Given data =>
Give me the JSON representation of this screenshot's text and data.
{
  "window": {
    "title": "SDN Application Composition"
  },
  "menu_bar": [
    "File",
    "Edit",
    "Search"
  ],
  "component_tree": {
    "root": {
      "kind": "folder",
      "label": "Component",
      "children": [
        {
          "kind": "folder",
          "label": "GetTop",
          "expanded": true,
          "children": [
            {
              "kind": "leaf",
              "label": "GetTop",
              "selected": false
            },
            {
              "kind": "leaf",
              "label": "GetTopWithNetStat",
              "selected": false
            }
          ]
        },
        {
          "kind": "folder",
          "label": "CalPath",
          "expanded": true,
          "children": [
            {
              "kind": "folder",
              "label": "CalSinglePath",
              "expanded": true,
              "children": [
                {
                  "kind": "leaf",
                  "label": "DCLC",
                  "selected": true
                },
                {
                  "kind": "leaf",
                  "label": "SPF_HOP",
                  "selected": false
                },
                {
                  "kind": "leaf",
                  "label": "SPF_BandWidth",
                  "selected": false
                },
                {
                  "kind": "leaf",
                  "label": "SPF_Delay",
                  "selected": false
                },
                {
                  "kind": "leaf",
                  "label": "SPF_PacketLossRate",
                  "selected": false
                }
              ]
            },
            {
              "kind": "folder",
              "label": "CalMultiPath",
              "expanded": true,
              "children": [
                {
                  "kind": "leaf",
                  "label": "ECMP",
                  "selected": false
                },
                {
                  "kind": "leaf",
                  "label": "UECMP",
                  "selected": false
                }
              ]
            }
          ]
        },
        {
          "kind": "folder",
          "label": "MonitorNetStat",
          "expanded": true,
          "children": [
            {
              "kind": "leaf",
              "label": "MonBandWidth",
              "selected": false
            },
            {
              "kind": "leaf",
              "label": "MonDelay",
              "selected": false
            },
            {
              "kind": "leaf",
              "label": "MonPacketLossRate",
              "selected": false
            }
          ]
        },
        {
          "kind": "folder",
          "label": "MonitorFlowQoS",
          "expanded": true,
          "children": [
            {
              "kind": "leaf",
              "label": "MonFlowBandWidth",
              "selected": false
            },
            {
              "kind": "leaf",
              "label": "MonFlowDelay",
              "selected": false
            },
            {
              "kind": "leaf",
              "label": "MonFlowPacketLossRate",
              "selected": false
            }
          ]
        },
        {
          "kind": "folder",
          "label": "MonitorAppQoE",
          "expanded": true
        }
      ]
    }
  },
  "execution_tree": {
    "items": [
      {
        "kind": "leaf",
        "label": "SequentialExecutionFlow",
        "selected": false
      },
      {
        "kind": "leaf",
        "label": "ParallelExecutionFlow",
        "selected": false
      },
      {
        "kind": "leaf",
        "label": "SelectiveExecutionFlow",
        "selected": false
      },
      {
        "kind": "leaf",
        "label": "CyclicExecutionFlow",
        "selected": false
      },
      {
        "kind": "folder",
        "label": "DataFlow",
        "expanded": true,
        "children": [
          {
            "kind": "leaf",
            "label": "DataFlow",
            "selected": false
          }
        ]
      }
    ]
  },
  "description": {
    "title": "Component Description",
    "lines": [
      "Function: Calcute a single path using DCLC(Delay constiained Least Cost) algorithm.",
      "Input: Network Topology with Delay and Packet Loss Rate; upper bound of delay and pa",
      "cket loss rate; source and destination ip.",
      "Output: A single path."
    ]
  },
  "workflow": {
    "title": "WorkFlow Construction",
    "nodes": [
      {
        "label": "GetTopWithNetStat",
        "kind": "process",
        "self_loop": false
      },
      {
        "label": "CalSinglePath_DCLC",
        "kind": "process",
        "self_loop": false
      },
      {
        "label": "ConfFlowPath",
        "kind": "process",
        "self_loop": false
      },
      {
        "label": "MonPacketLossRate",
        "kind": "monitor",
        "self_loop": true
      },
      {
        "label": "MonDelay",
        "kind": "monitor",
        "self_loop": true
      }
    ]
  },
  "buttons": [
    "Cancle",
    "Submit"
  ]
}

Prompt =>
Write out the whole listing again. Match it word for word.

Solution to the problem =>
Give me the JSON representation of this screenshot's text and data.
{
  "window": {
    "title": "SDN Application Composition"
  },
  "menu_bar": [
    "File",
    "Edit",
    "Search"
  ],
  "component_tree": {
    "root": {
      "kind": "folder",
      "label": "Component",
      "children": [
        {
          "kind": "folder",
          "label": "GetTop",
          "expanded": true,
          "children": [
            {
              "kind": "leaf",
              "label": "GetTop",
              "selected": false
            },
            {
              "kind": "leaf",
              "label": "GetTopWithNetStat",
              "selected": false
            }
          ]
        },
        {
          "kind": "folder",
          "label": "CalPath",
          "expanded": true,
          "children": [
            {
              "kind": "folder",
              "label": "CalSinglePath",
              "expanded": true,
              "children": [
                {
                  "kind": "leaf",
                  "label": "DCLC",
                  "selected": true
                },
                {
                  "kind": "leaf",
                  "label": "SPF_HOP",
                  "selected": false
                },
                {
                  "kind": "leaf",
                  "label": "SPF_BandWidth",
                  "selected": false
                },
                {
                  "kind": "leaf",
                  "label": "SPF_Delay",
                  "selected": false
                },
                {
                  "kind": "leaf",
                  "label": "SPF_PacketLossRate",
                  "selected": false
                }
              ]
            },
            {
              "kind": "folder",
              "label": "CalMultiPath",
              "expanded": true,
              "children": [
                {
                  "kind": "leaf",
                  "label": "ECMP",
                  "selected": false
                },
                {
                  "kind": "leaf",
                  "label": "UECMP",
                  "selected": false
                }
              ]
            }
          ]
        },
        {
          "kind": "folder",
          "label": "MonitorNetStat",
          "expanded": true,
          "children": [
            {
              "kind": "leaf",
              "label": "MonBandWidth",
              "selected": false
            },
            {
              "kind": "leaf",
              "label": "MonDelay",
              "selected": false
            },
            {
              "kind": "leaf",
              "label": "MonPacketLossRate",
              "selected": false
            }
          ]
        },
        {
          "kind": "folder",
          "label": "MonitorFlowQoS",
          "expanded": true,
          "children": [
            {
              "kind": "leaf",
              "label": "MonFlowBandWidth",
              "selected": false
            },
            {
              "kind": "leaf",
              "label": "MonFlowDelay",
              "selected": false
            },
            {
              "kind": "leaf",
              "label": "MonFlowPacketLossRate",
              "selected": false
            }
          ]
        },
        {
          "kind": "folder",
          "label": "MonitorAppQoE",
          "expanded": true
        }
      ]
    }
  },
  "execution_tree": {
    "items": [
      {
        "kind": "leaf",
        "label": "SequentialExecutionFlow",
        "selected": false
      },
      {
        "kind": "leaf",
        "label": "ParallelExecutionFlow",
        "selected": false
      },
      {
        "kind": "leaf",
        "label": "SelectiveExecutionFlow",
        "selected": false
      },
      {
        "kind": "leaf",
        "label": "CyclicExecutionFlow",
        "selected": false
      },
      {
        "kind": "folder",
        "label": "DataFlow",
        "expanded": true,
        "children": [
          {
            "kind": "leaf",
            "label": "DataFlow",
            "selected": false
          }
        ]
      }
    ]
  },
  "description": {
    "title": "Component Description",
    "lines": [
      "Function: Calcute a single path using DCLC(Delay constiained Least Cost) algorithm.",
      "Input: Network Topology with Delay and Packet Loss Rate; upper bound of delay and pa",
      "cket loss rate; source and destination ip.",
      "Output: A single path."
    ]
  },
  "workflow": {
    "title": "WorkFlow Construction",
    "nodes": [
      {
        "label": "GetTopWithNetStat",
        "kind": "process",
        "self_loop": false
      },
      {
        "label": "CalSinglePath_DCLC",
        "kind": "process",
        "self_loop": false
      },
      {
        "label": "ConfFlowPath",
        "kind": "process",
        "self_loop": false
      },
      {
        "label": "MonPacketLossRate",
        "kind": "monitor",
        "self_loop": true
      },
      {
        "label": "MonDelay",
        "kind": "monitor",
        "self_loop": true
      }
    ]
  },
  "buttons": [
    "Cancle",
    "Submit"
  ]
}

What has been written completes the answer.